--- start QUOTED PASSAGE ---

Amid concern about a Canadian housing bubble, the question of the financial strength of the major Canadian mortgage insurer, CMHC, has come to the forefront. The bottom line is that CMHC is solid. CMHC has very prudent underwriting standards and the quality of its insured mortgage portfolio is strong. The rate of delinquencies is very low and stable, remaining in line with the levels for Canadian banks—under 0.5%, compared to 8% in the U.S.The difference between Canada and America is very simple: Canadians believe in government and our regulators take their job seriously. In the US the people hate government and taxes and the regulators drank the kool-aid of "deregulation". Simply put: Canada believes in civil society while the US is a Hobbesian struggle of all-against-all.
CMHC is governed by a Board of Directors and accountable to Parliament through the Minister of Human Resources and Skills Development. As a Crown corporation, CMHC is also required to meet a number of governance and accountability requirements under the Financial Administration Act and the CMHC Act.

--- end QUOTED PASSAGE ---
--- start EXTRACTED RECORDS ---

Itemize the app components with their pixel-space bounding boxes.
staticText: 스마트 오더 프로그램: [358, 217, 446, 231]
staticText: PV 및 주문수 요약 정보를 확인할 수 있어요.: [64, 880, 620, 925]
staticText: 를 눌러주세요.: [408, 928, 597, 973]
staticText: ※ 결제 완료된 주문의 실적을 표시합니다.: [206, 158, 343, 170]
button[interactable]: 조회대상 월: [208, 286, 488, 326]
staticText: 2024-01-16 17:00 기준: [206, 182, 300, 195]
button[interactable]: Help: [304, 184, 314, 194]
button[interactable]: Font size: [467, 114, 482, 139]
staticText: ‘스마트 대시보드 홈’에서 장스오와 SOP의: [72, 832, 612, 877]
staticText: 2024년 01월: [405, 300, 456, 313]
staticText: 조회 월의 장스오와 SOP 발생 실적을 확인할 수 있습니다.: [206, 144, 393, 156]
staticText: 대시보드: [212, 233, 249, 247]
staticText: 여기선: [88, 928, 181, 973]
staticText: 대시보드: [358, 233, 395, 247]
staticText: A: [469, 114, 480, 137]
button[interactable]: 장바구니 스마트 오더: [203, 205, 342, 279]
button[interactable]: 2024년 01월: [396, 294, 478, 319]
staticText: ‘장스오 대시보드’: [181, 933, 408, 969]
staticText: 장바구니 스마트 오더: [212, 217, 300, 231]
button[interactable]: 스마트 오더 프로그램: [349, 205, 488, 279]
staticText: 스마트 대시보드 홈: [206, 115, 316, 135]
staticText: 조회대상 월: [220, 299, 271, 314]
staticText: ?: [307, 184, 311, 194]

--- end EXTRACTED RECORDS ---

**REQUIRED ACTIONS:**
**1)** According to the CMHC text, why is the mortgage insurer solid? Answer in one to three sentences.
**2)** In the CMHC text, through which minister is CMHC accountable to Parliament?
**3)** Continue the CMHC text from its last sentence.

**WRITTEN RESPONSES:**
**1)** CMHC has very prudent underwriting standards, and its insured mortgage portfolio is of strong quality. Its delinquency rate is very low and stable, under 0.5%, in line with Canadian banks and far below the 8% seen in the U.S.

**2)** The Minister of Human Resources and Skills Development.

**3)**
CMHC’s capital is funded by its insurance premiums, fees and investment income on the securitization portfolio of the Canada Housing Trust (CHT). It holds capital at a level nearly three times the mandatory minimum level set by OSFI to protect Canadian taxpayers from the costs arising from the risk of mortgage defaults1. CMHC has an internal (self-imposed) capital target of 150% of the OSFI Minimum Capital Test (MCT) and a capital holding target of 200% of MCT. In addition, they maintain additional capital reserves in retained earnings and unearned premiums and fees.
If CMHC is uncomfortable with the terms of a mortgage loan presented by lenders, then mitigating measures, such as an additional down payment or reduced amortization, would be requested—the minimum standard for the latter was officially reduced in Q1 of last year.
CMHC is also subject to stress testing for extreme circumstances similar to the banks. Even under the most extreme tests, with house prices plunging 30% and the economy going into a deep recession (with spiking interest rates—highly unlikely), CMHC comes through without relying on taxpayer funding.
Indeed, historically, CMHC earns an annual budget surplus that reduces the federal government’s outstanding deficit. Over the last decade, CMHC contributed over $14 billion to the government’s coffers.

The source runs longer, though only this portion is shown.